• **YOUR TASK**: Look through the records that follow. Copy every line containing the word "structured".

• **DATASET**:

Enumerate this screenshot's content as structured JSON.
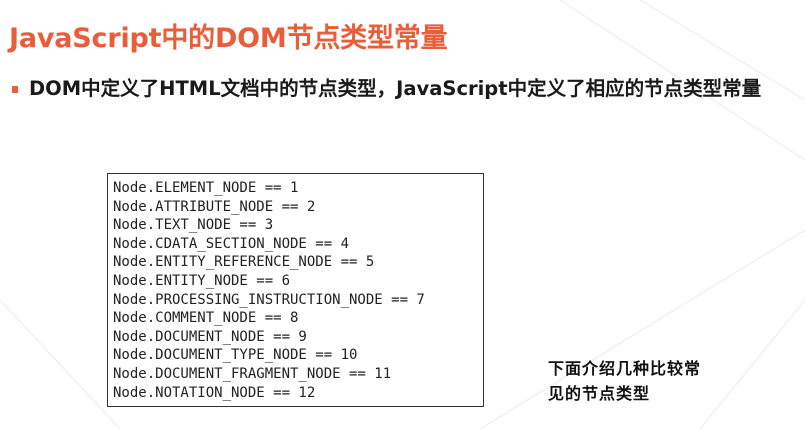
{
  "slide": {
    "title": "JavaScript中的DOM节点类型常量",
    "bullet_text": "DOM中定义了HTML文档中的节点类型，JavaScript中定义了相应的节点类型常量"
  },
  "code": {
    "lines": [
      "Node.ELEMENT_NODE == 1",
      "Node.ATTRIBUTE_NODE == 2",
      "Node.TEXT_NODE == 3",
      "Node.CDATA_SECTION_NODE == 4",
      "Node.ENTITY_REFERENCE_NODE == 5",
      "Node.ENTITY_NODE == 6",
      "Node.PROCESSING_INSTRUCTION_NODE == 7",
      "Node.COMMENT_NODE == 8",
      "Node.DOCUMENT_NODE == 9",
      "Node.DOCUMENT_TYPE_NODE == 10",
      "Node.DOCUMENT_FRAGMENT_NODE == 11",
      "Node.NOTATION_NODE == 12"
    ]
  },
  "note": {
    "line1": "下面介绍几种比较常",
    "line2": "见的节点类型"
  },
  "colors": {
    "accent": "#e85d3a",
    "text": "#1a1a1a",
    "code_border": "#333333"
  }
}
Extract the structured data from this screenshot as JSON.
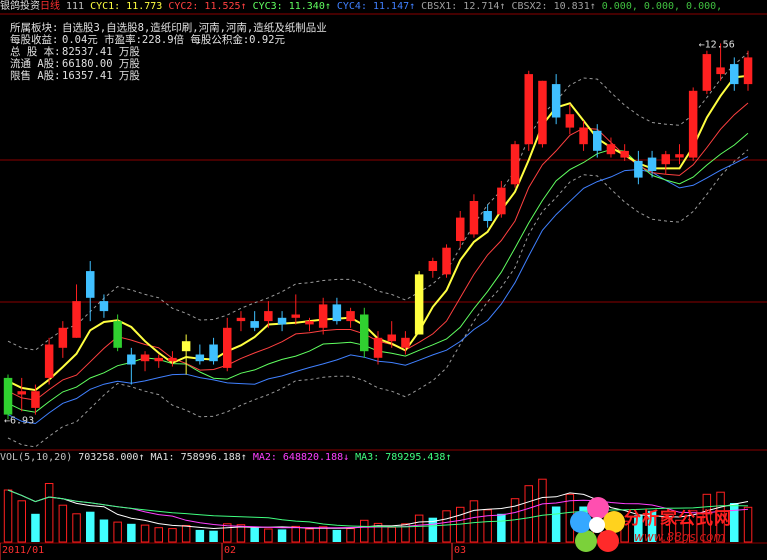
{
  "header": {
    "stock_name": "银鸽投资",
    "period": "日线",
    "indicators": [
      {
        "label": "111",
        "color": "#c0c0c0"
      },
      {
        "label": "CYC1: 11.773",
        "color": "#ffff40"
      },
      {
        "label": "CYC2: 11.525↑",
        "color": "#ff4040"
      },
      {
        "label": "CYC3: 11.340↑",
        "color": "#60ff60"
      },
      {
        "label": "CYC4: 11.147↑",
        "color": "#4080ff"
      },
      {
        "label": "CBSX1: 12.714↑",
        "color": "#a0a0a0"
      },
      {
        "label": "CBSX2: 10.831↑",
        "color": "#a0a0a0"
      },
      {
        "label": "0.000, 0.000, 0.000,",
        "color": "#40c040"
      }
    ]
  },
  "info": [
    {
      "label": "所属板块:",
      "value": "自选股3,自选股8,造纸印刷,河南,河南,造纸及纸制品业"
    },
    {
      "label": "每股收益:",
      "value": "0.04元   市盈率:228.9倍   每股公积金:0.92元"
    },
    {
      "label": "总 股 本:",
      "value": "82537.41  万股"
    },
    {
      "label": "流通 A股:",
      "value": "66180.00  万股"
    },
    {
      "label": "限售 A股:",
      "value": "16357.41  万股"
    }
  ],
  "price_annotations": {
    "high": "12.56",
    "low": "6.93"
  },
  "volume_header": [
    {
      "label": "VOL(5,10,20)",
      "color": "#c0c0c0"
    },
    {
      "label": "703258.000↑",
      "color": "#e0e0e0"
    },
    {
      "label": "MA1: 758996.188↑",
      "color": "#e0e0e0"
    },
    {
      "label": "MA2: 648820.188↓",
      "color": "#ff40ff"
    },
    {
      "label": "MA3: 789295.438↑",
      "color": "#40ff80"
    }
  ],
  "dates": [
    {
      "label": "2011/01"
    },
    {
      "label": "02"
    },
    {
      "label": "03"
    }
  ],
  "watermark": {
    "title": "分析家公式网",
    "url": "www.88gs.com"
  },
  "colors": {
    "up": "#ff2020",
    "down": "#40c0ff",
    "yellow": "#ffff40",
    "green": "#30d030",
    "grid": "#8a0000"
  },
  "chart_data": {
    "type": "candlestick",
    "price_range": [
      6.5,
      13.0
    ],
    "candles": [
      {
        "o": 7.0,
        "h": 7.6,
        "l": 6.93,
        "c": 7.55,
        "color": "green"
      },
      {
        "o": 7.3,
        "h": 7.55,
        "l": 7.05,
        "c": 7.35,
        "color": "up"
      },
      {
        "o": 7.1,
        "h": 7.45,
        "l": 7.0,
        "c": 7.35,
        "color": "up"
      },
      {
        "o": 7.55,
        "h": 8.15,
        "l": 7.45,
        "c": 8.05,
        "color": "up"
      },
      {
        "o": 8.0,
        "h": 8.4,
        "l": 7.85,
        "c": 8.3,
        "color": "up"
      },
      {
        "o": 8.7,
        "h": 8.95,
        "l": 8.15,
        "c": 8.15,
        "color": "up"
      },
      {
        "o": 9.15,
        "h": 9.3,
        "l": 8.4,
        "c": 8.75,
        "color": "down"
      },
      {
        "o": 8.7,
        "h": 8.8,
        "l": 8.45,
        "c": 8.55,
        "color": "down"
      },
      {
        "o": 8.0,
        "h": 8.5,
        "l": 7.95,
        "c": 8.4,
        "color": "green"
      },
      {
        "o": 7.9,
        "h": 8.0,
        "l": 7.45,
        "c": 7.75,
        "color": "down"
      },
      {
        "o": 7.8,
        "h": 7.95,
        "l": 7.65,
        "c": 7.9,
        "color": "up"
      },
      {
        "o": 7.8,
        "h": 7.9,
        "l": 7.7,
        "c": 7.85,
        "color": "up"
      },
      {
        "o": 7.85,
        "h": 7.95,
        "l": 7.72,
        "c": 7.8,
        "color": "up"
      },
      {
        "o": 7.95,
        "h": 8.2,
        "l": 7.6,
        "c": 8.1,
        "color": "yellow"
      },
      {
        "o": 7.9,
        "h": 8.05,
        "l": 7.75,
        "c": 7.8,
        "color": "down"
      },
      {
        "o": 8.05,
        "h": 8.15,
        "l": 7.75,
        "c": 7.8,
        "color": "down"
      },
      {
        "o": 7.7,
        "h": 8.45,
        "l": 7.65,
        "c": 8.3,
        "color": "up"
      },
      {
        "o": 8.4,
        "h": 8.55,
        "l": 8.25,
        "c": 8.45,
        "color": "up"
      },
      {
        "o": 8.4,
        "h": 8.55,
        "l": 8.25,
        "c": 8.3,
        "color": "down"
      },
      {
        "o": 8.4,
        "h": 8.7,
        "l": 8.3,
        "c": 8.55,
        "color": "up"
      },
      {
        "o": 8.45,
        "h": 8.55,
        "l": 8.25,
        "c": 8.35,
        "color": "down"
      },
      {
        "o": 8.45,
        "h": 8.8,
        "l": 8.35,
        "c": 8.5,
        "color": "up"
      },
      {
        "o": 8.35,
        "h": 8.45,
        "l": 8.25,
        "c": 8.4,
        "color": "up"
      },
      {
        "o": 8.3,
        "h": 8.75,
        "l": 8.2,
        "c": 8.65,
        "color": "up"
      },
      {
        "o": 8.65,
        "h": 8.75,
        "l": 8.35,
        "c": 8.4,
        "color": "down"
      },
      {
        "o": 8.4,
        "h": 8.6,
        "l": 8.3,
        "c": 8.55,
        "color": "up"
      },
      {
        "o": 8.5,
        "h": 8.6,
        "l": 7.85,
        "c": 7.95,
        "color": "green"
      },
      {
        "o": 8.15,
        "h": 8.25,
        "l": 7.75,
        "c": 7.85,
        "color": "up"
      },
      {
        "o": 8.2,
        "h": 8.4,
        "l": 8.0,
        "c": 8.1,
        "color": "up"
      },
      {
        "o": 8.0,
        "h": 8.25,
        "l": 7.9,
        "c": 8.15,
        "color": "up"
      },
      {
        "o": 8.2,
        "h": 9.15,
        "l": 8.2,
        "c": 9.1,
        "color": "yellow"
      },
      {
        "o": 9.15,
        "h": 9.35,
        "l": 9.05,
        "c": 9.3,
        "color": "up"
      },
      {
        "o": 9.5,
        "h": 9.55,
        "l": 9.05,
        "c": 9.1,
        "color": "up"
      },
      {
        "o": 9.6,
        "h": 10.05,
        "l": 9.5,
        "c": 9.95,
        "color": "up"
      },
      {
        "o": 9.7,
        "h": 10.3,
        "l": 9.65,
        "c": 10.2,
        "color": "up"
      },
      {
        "o": 10.05,
        "h": 10.15,
        "l": 9.8,
        "c": 9.9,
        "color": "down"
      },
      {
        "o": 10.0,
        "h": 10.5,
        "l": 9.95,
        "c": 10.4,
        "color": "up"
      },
      {
        "o": 10.45,
        "h": 11.1,
        "l": 10.4,
        "c": 11.05,
        "color": "up"
      },
      {
        "o": 11.05,
        "h": 12.15,
        "l": 10.95,
        "c": 12.1,
        "color": "up"
      },
      {
        "o": 11.05,
        "h": 12.0,
        "l": 11.0,
        "c": 12.0,
        "color": "up"
      },
      {
        "o": 11.95,
        "h": 12.1,
        "l": 11.35,
        "c": 11.45,
        "color": "down"
      },
      {
        "o": 11.5,
        "h": 11.65,
        "l": 11.2,
        "c": 11.3,
        "color": "up"
      },
      {
        "o": 11.3,
        "h": 11.4,
        "l": 10.95,
        "c": 11.05,
        "color": "up"
      },
      {
        "o": 11.25,
        "h": 11.35,
        "l": 10.85,
        "c": 10.95,
        "color": "down"
      },
      {
        "o": 11.05,
        "h": 11.15,
        "l": 10.85,
        "c": 10.9,
        "color": "up"
      },
      {
        "o": 10.95,
        "h": 11.05,
        "l": 10.8,
        "c": 10.85,
        "color": "up"
      },
      {
        "o": 10.8,
        "h": 10.95,
        "l": 10.45,
        "c": 10.55,
        "color": "down"
      },
      {
        "o": 10.85,
        "h": 10.95,
        "l": 10.55,
        "c": 10.65,
        "color": "down"
      },
      {
        "o": 10.75,
        "h": 10.95,
        "l": 10.6,
        "c": 10.9,
        "color": "up"
      },
      {
        "o": 10.9,
        "h": 11.05,
        "l": 10.75,
        "c": 10.85,
        "color": "up"
      },
      {
        "o": 10.85,
        "h": 11.9,
        "l": 10.8,
        "c": 11.85,
        "color": "up"
      },
      {
        "o": 11.85,
        "h": 12.45,
        "l": 11.8,
        "c": 12.4,
        "color": "up"
      },
      {
        "o": 12.1,
        "h": 12.56,
        "l": 12.0,
        "c": 12.2,
        "color": "up"
      },
      {
        "o": 12.25,
        "h": 12.35,
        "l": 11.85,
        "c": 11.95,
        "color": "down"
      },
      {
        "o": 12.35,
        "h": 12.45,
        "l": 11.85,
        "c": 11.95,
        "color": "up"
      }
    ],
    "volume_range": [
      0,
      1800000
    ],
    "volume": [
      {
        "v": 1200000,
        "color": "up"
      },
      {
        "v": 950000,
        "color": "up"
      },
      {
        "v": 650000,
        "color": "down"
      },
      {
        "v": 1350000,
        "color": "up"
      },
      {
        "v": 850000,
        "color": "up"
      },
      {
        "v": 650000,
        "color": "up"
      },
      {
        "v": 700000,
        "color": "down"
      },
      {
        "v": 520000,
        "color": "down"
      },
      {
        "v": 460000,
        "color": "up"
      },
      {
        "v": 420000,
        "color": "down"
      },
      {
        "v": 390000,
        "color": "up"
      },
      {
        "v": 330000,
        "color": "up"
      },
      {
        "v": 310000,
        "color": "up"
      },
      {
        "v": 380000,
        "color": "up"
      },
      {
        "v": 280000,
        "color": "down"
      },
      {
        "v": 260000,
        "color": "down"
      },
      {
        "v": 420000,
        "color": "up"
      },
      {
        "v": 400000,
        "color": "up"
      },
      {
        "v": 330000,
        "color": "down"
      },
      {
        "v": 300000,
        "color": "up"
      },
      {
        "v": 290000,
        "color": "down"
      },
      {
        "v": 360000,
        "color": "up"
      },
      {
        "v": 300000,
        "color": "up"
      },
      {
        "v": 350000,
        "color": "up"
      },
      {
        "v": 280000,
        "color": "down"
      },
      {
        "v": 310000,
        "color": "up"
      },
      {
        "v": 500000,
        "color": "up"
      },
      {
        "v": 430000,
        "color": "up"
      },
      {
        "v": 340000,
        "color": "up"
      },
      {
        "v": 420000,
        "color": "up"
      },
      {
        "v": 620000,
        "color": "up"
      },
      {
        "v": 560000,
        "color": "down"
      },
      {
        "v": 720000,
        "color": "up"
      },
      {
        "v": 800000,
        "color": "up"
      },
      {
        "v": 950000,
        "color": "up"
      },
      {
        "v": 740000,
        "color": "up"
      },
      {
        "v": 650000,
        "color": "down"
      },
      {
        "v": 1000000,
        "color": "up"
      },
      {
        "v": 1300000,
        "color": "up"
      },
      {
        "v": 1450000,
        "color": "up"
      },
      {
        "v": 820000,
        "color": "down"
      },
      {
        "v": 1100000,
        "color": "up"
      },
      {
        "v": 820000,
        "color": "down"
      },
      {
        "v": 680000,
        "color": "up"
      },
      {
        "v": 550000,
        "color": "down"
      },
      {
        "v": 480000,
        "color": "up"
      },
      {
        "v": 620000,
        "color": "down"
      },
      {
        "v": 720000,
        "color": "down"
      },
      {
        "v": 560000,
        "color": "up"
      },
      {
        "v": 500000,
        "color": "up"
      },
      {
        "v": 720000,
        "color": "up"
      },
      {
        "v": 1100000,
        "color": "up"
      },
      {
        "v": 1150000,
        "color": "up"
      },
      {
        "v": 900000,
        "color": "down"
      },
      {
        "v": 800000,
        "color": "up"
      }
    ],
    "ma_lines": {
      "yellow": "CYC1",
      "red": "CYC2",
      "green": "CYC3",
      "blue": "CYC4"
    }
  }
}
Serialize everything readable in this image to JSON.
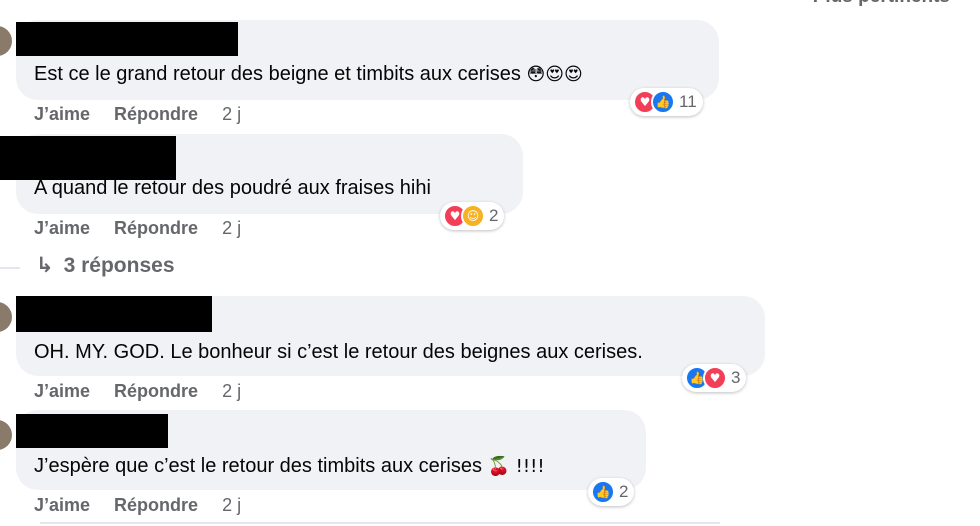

• **RESULT**:
Enumerate this screenshot's content as structured JSON.
Extract the structured data from this screenshot as JSON.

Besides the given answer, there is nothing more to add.